=== Texto de lectura ===

En la gastronomía hay encuentros que si te los contamos de entrada puede que no te convenza, pero si te animas a probarlo encontrás experiencias únicas; y el del Queso azul con los higos frescos es, sin duda, una de ellas. Cuando la intensidad y la cremosidad de nuestro queso se cruzan con la dulzura almibarada y la textura delicada del higo, ocurre una magia difícil de explicar, pero imposible de olvidar.
En esta nota, te contamos por qué esta dupla es la reina de la temporada y cómo podés sacarle el máximo provecho en tu mesa.
¿Por qué funcionan tan bien juntos?

La respuesta está en el contraste. El Queso Azul RICOLACT posee notas picantes y un perfil salino marcado debido a la acción del hongo Penicillium roqueforti.
El higo, por su parte, aporta una dulzura profunda y una acidez sutil que «limpia» el paladar, permitiendo que cada bocado se sienta como el primero. Es el equilibrio perfecto entre el carácter y la delicadeza.

Beneficios de este duo
Más allá del placer sensorial, esta combinación es una bomba de nutrientes para tu cuerpo:
- Calcio y Proteínas: El Queso Azul es una fuente concentrada de calcio esencial para los huesos y proteínas de alto valor biológico.
- Fibra Natural: Los higos son famosos por su alto contenido de fibra, ideal para mejorar la digestión y brindar saciedad.
- Antioxidantes y Potasio: El color violáceo de la piel del higo indica la presencia de polifenoles, que combaten el envejecimiento celular, mientras que su potasio ayuda a regular la presión arterial.
- Salud Intestinal: Los procesos de maduración del queso azul aportan microorganismos beneficiosos para la microbiota.

===

-- Consigna 1 --
Enumera los títulos de los beneficios que el texto sobre el queso azul y los higos presenta en la lista bajo «Beneficios de este duo».
-- Consigna 2 --
Continúa el texto sobre el queso azul y los higos a partir de su última oración.
Los registros no se usan para esto.

=== Registros de datos ===

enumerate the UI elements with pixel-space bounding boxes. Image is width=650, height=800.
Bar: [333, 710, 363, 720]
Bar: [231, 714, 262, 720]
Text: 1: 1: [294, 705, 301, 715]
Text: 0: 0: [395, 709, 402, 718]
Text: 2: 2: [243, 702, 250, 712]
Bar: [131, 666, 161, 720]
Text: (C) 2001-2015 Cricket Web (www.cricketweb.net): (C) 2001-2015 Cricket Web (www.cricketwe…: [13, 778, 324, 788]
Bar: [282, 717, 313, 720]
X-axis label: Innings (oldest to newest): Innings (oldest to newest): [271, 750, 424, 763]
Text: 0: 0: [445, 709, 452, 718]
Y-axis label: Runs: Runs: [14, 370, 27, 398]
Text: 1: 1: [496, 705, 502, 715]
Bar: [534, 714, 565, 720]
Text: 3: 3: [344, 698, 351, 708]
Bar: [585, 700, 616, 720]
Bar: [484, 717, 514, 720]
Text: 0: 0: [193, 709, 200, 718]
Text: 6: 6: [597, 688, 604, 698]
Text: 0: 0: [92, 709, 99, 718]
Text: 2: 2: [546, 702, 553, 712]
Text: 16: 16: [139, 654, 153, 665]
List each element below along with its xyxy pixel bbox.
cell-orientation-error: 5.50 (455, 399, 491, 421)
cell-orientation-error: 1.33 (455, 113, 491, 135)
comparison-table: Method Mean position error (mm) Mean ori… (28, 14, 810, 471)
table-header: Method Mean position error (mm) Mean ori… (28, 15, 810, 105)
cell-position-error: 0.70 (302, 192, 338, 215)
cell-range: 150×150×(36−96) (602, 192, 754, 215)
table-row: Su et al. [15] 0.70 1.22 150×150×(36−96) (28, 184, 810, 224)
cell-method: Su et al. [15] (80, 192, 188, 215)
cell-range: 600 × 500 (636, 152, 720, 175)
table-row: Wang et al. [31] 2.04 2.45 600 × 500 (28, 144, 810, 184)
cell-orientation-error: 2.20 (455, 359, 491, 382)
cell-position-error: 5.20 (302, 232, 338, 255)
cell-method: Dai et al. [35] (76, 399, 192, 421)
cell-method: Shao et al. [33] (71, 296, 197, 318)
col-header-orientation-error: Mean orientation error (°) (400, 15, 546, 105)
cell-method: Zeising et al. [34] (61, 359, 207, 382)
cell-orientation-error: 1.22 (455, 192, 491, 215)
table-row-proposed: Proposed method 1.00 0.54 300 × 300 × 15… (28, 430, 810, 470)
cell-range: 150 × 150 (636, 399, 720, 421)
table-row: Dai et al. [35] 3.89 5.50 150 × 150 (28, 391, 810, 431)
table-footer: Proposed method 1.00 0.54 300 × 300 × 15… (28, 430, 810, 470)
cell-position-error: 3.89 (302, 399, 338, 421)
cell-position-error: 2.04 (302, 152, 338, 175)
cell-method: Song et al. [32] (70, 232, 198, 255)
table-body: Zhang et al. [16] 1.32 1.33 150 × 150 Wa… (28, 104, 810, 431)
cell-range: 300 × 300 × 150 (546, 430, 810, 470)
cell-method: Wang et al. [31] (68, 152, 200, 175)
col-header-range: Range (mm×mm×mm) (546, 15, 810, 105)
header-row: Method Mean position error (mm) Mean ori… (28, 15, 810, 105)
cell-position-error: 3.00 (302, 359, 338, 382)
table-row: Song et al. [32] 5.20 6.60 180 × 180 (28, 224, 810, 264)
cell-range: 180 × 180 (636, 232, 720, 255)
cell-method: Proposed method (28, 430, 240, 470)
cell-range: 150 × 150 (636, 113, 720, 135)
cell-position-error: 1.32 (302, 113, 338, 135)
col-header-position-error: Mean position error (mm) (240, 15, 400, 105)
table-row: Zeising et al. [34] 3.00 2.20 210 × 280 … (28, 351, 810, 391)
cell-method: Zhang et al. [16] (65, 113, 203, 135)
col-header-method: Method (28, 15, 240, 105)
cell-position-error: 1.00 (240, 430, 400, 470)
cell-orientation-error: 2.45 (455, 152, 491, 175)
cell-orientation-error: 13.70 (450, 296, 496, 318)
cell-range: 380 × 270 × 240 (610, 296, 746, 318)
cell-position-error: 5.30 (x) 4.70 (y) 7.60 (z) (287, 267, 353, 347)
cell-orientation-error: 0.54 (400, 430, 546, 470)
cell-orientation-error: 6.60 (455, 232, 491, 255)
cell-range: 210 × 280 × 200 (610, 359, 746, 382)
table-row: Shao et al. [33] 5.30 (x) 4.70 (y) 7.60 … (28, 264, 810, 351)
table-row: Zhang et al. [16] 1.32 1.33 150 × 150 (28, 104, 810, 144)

===

-- Respuesta 1 --
- Calcio y Proteínas
- Fibra Natural
- Antioxidantes y Potasio
- Salud Intestinal

-- Respuesta 2 --
👨🍳 Tres ideas para elevar tu menú
Si pensabas que esta combinación solo iba en una tabla con copa de vino, tomá nota de estas variantes:
- Entrada Gourmet: Higos frescos cortados en cruz (sin llegar al fondo), rellenos con un corazón de Queso Azul RICOLACT y envueltos en una lámina finísima de jamón crudo. Un golpe de horno de 5 minutos y tenés una entrada de restaurante de lujo.
- La Ensalada Definitiva: Hojas de rúcula, nueces tostadas, higos en cuartos y migas de Queso Azul. Condimentá con una vinagreta de aceto balsámico y miel.
- El Postre Inesperado: Una rodaja de pan de nuez tostado, una capa generosa de Queso Azul y encima, una mermelada casera de higos (o el higo fresco natural) con un hilo de miel y una pizca de pimienta negra recién molida.
Tip experto quesero: Para disfrutar al 100% los matices del Queso Azul RICOLACT, sacalo de la heladera unos 20 minutos antes de consumirlo. La temperatura ambiente permite que las grasas se suelten y los aromas florezcan.
La temporada de higos es corta, pero intensa, igual que nuestro queso. Te invitamos a salir de lo común y animarte a probar sabores que desafíen tu paladar. Con RICOLACT, siempre hay una excusa para convertir un momento simple en una experiencia gourmet.